* SUPPLIED MATERIAL *
## start
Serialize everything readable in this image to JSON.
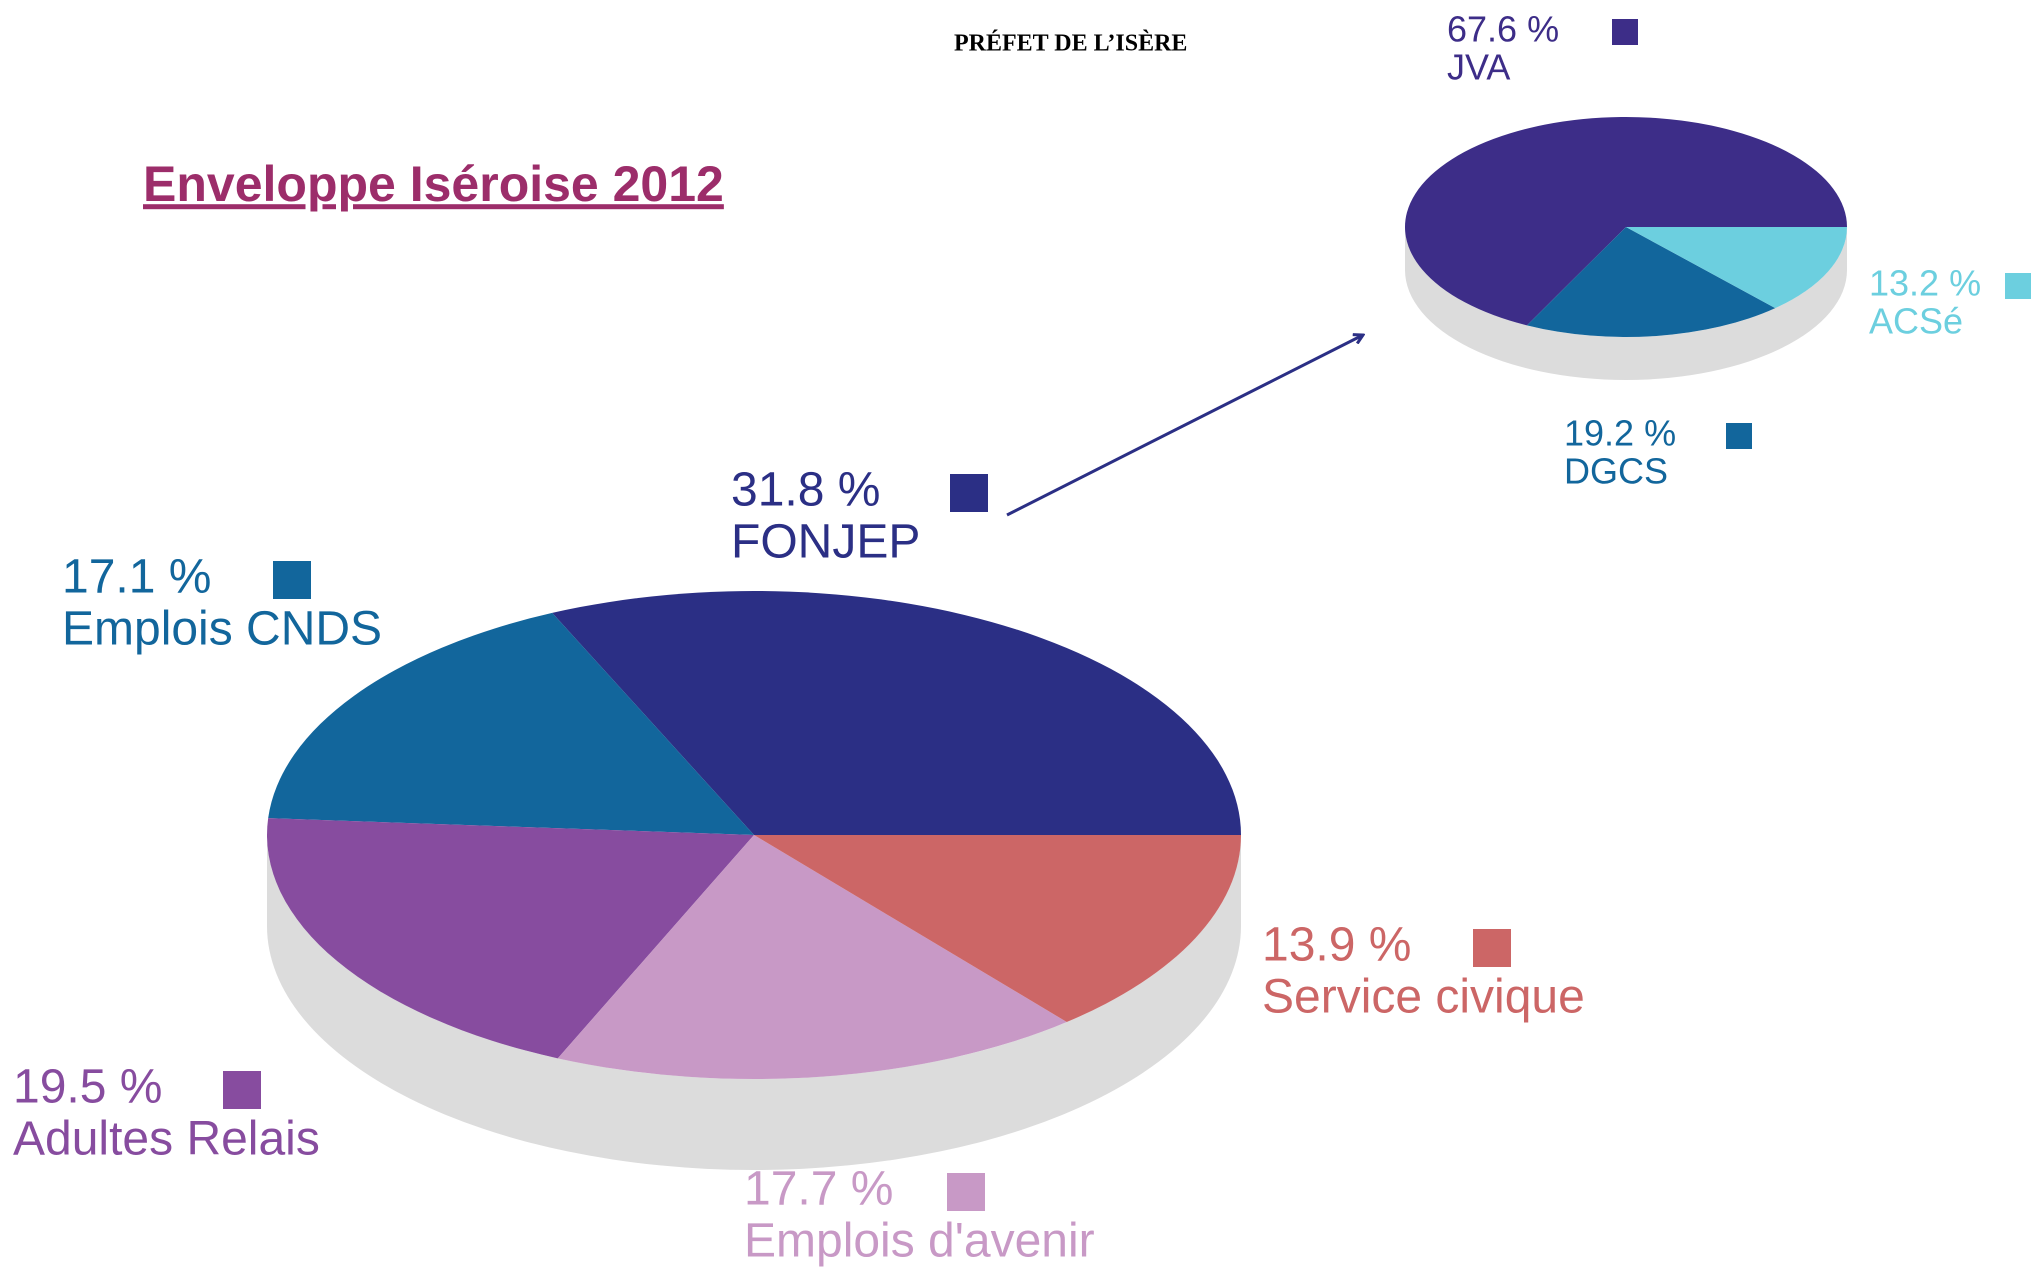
{
  "header": "PRÉFET DE L’ISÈRE",
  "chart_data": [
    {
      "type": "pie",
      "title": "Enveloppe Iséroise 2012",
      "categories": [
        "FONJEP",
        "Emplois CNDS",
        "Adultes Relais",
        "Emplois d'avenir",
        "Service civique"
      ],
      "values": [
        31.8,
        17.1,
        19.5,
        17.7,
        13.9
      ],
      "value_labels": [
        "31.8 %",
        "17.1 %",
        "19.5 %",
        "17.7 %",
        "13.9 %"
      ],
      "colors": [
        "#2b2f85",
        "#12669c",
        "#874c9f",
        "#c899c6",
        "#cc6666"
      ]
    },
    {
      "type": "pie",
      "categories": [
        "JVA",
        "DGCS",
        "ACSé"
      ],
      "values": [
        67.6,
        19.2,
        13.2
      ],
      "value_labels": [
        "67.6 %",
        "19.2 %",
        "13.2 %"
      ],
      "colors": [
        "#3d2d88",
        "#12669c",
        "#6ccfdf"
      ]
    }
  ]
}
## end
* EXERCISE *
Verbatim reproduction of every record is required; images are left out.

* ANSWER FOR THIS EXERCISE *
Serialize everything readable in this image to JSON.
{
  "header": "PRÉFET DE L’ISÈRE",
  "chart_data": [
    {
      "type": "pie",
      "title": "Enveloppe Iséroise 2012",
      "categories": [
        "FONJEP",
        "Emplois CNDS",
        "Adultes Relais",
        "Emplois d'avenir",
        "Service civique"
      ],
      "values": [
        31.8,
        17.1,
        19.5,
        17.7,
        13.9
      ],
      "value_labels": [
        "31.8 %",
        "17.1 %",
        "19.5 %",
        "17.7 %",
        "13.9 %"
      ],
      "colors": [
        "#2b2f85",
        "#12669c",
        "#874c9f",
        "#c899c6",
        "#cc6666"
      ]
    },
    {
      "type": "pie",
      "categories": [
        "JVA",
        "DGCS",
        "ACSé"
      ],
      "values": [
        67.6,
        19.2,
        13.2
      ],
      "value_labels": [
        "67.6 %",
        "19.2 %",
        "13.2 %"
      ],
      "colors": [
        "#3d2d88",
        "#12669c",
        "#6ccfdf"
      ]
    }
  ]
}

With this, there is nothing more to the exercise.